**WHAT IS ASKED**: Look through the data below. Collect every line where the word "with" occurs.

**Extracted records**:
□ □ □ □ □ □ □

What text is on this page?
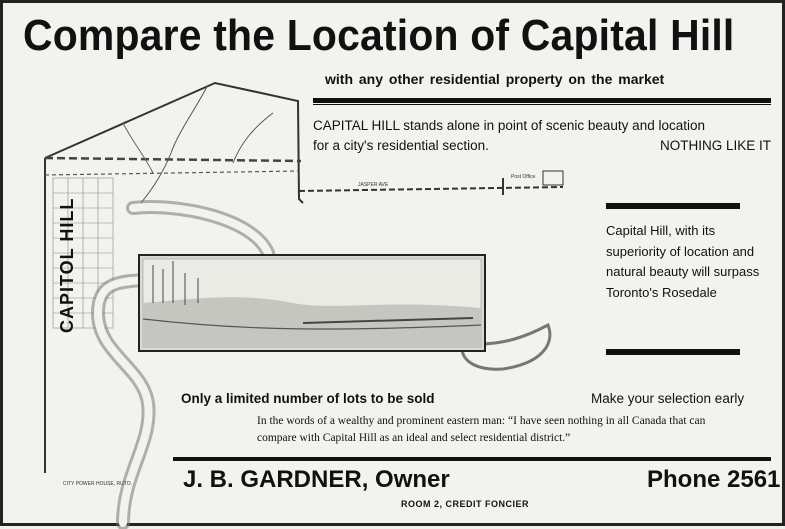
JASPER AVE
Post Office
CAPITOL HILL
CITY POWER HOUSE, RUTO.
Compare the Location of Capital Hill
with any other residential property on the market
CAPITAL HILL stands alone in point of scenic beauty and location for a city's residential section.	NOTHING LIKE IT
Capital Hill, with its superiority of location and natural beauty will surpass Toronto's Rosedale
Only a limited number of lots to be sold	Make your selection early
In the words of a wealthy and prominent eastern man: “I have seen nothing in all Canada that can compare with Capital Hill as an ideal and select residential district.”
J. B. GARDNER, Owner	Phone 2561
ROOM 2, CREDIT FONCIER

□ □ □ □ □ □ □

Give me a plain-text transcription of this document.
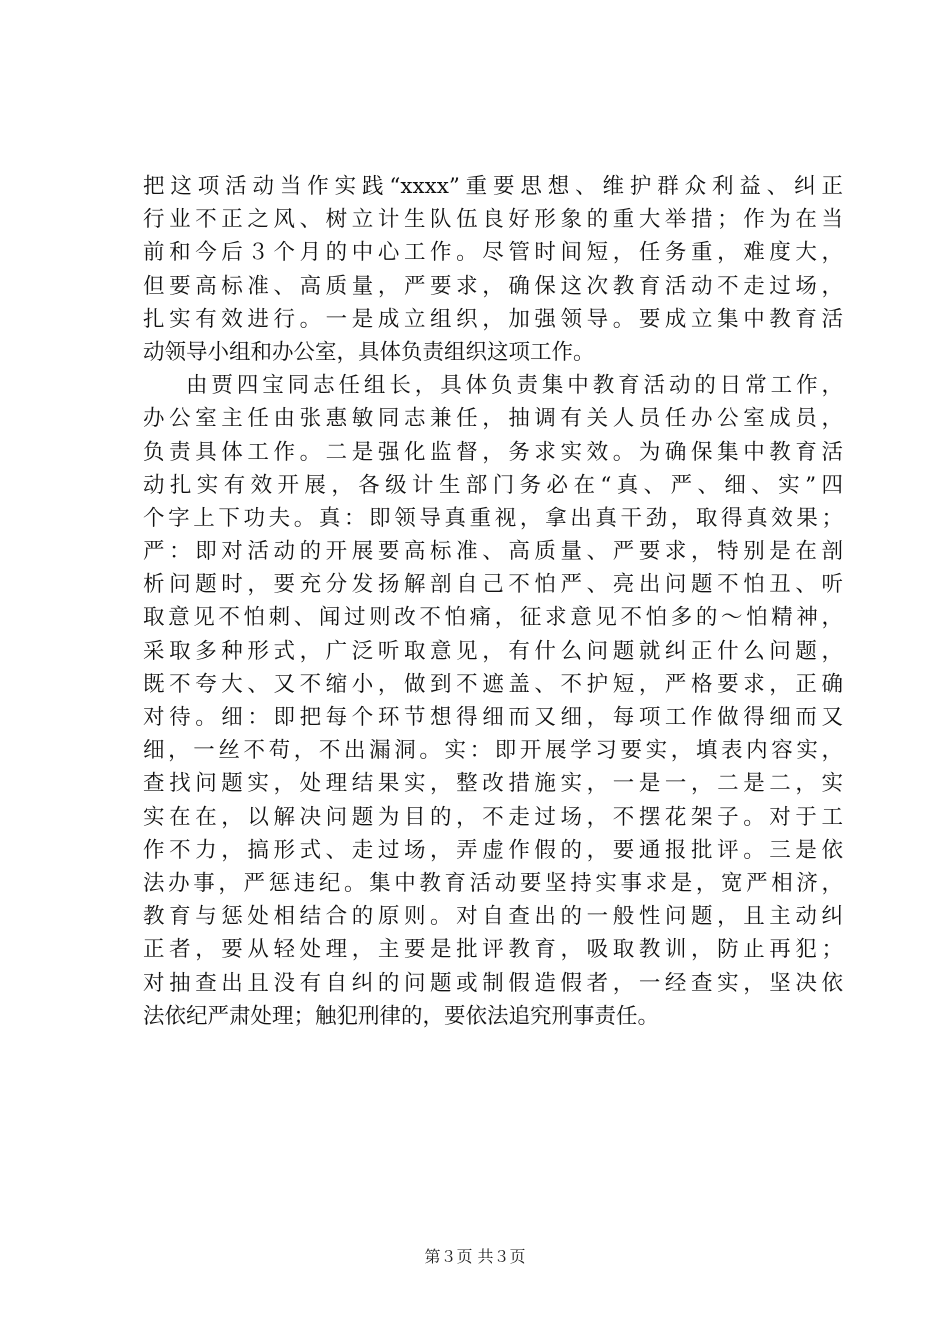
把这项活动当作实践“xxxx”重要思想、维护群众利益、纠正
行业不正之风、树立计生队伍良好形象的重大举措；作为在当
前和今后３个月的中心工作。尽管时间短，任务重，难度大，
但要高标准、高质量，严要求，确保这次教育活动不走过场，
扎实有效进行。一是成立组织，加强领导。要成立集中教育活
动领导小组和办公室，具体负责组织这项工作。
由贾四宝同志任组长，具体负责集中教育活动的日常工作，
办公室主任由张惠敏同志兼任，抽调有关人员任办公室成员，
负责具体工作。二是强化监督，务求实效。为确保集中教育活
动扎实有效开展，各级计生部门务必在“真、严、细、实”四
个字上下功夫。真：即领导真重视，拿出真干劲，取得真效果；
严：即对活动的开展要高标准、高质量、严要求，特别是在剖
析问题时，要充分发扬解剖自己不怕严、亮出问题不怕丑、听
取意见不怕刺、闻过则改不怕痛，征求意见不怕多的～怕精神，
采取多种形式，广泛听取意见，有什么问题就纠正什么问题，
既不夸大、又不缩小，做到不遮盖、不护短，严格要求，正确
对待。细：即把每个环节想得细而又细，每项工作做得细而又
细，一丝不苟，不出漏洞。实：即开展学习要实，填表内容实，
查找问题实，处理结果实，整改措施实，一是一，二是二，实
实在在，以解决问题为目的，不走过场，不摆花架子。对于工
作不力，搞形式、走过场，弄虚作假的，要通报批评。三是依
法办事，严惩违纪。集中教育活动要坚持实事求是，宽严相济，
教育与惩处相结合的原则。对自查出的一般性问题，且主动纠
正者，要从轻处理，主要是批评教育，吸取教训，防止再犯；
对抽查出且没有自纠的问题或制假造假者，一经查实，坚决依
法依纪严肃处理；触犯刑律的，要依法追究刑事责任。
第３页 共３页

□ □ □ □ □ □ □

**SOLUTION**:
with any other residential property on the market
Capital Hill, with its superiority of location and natural beauty will surpass Toronto's Rosedale
In the words of a wealthy and prominent eastern man: “I have seen nothing in all Canada that can compare with Capital Hill as an ideal and select residential district.”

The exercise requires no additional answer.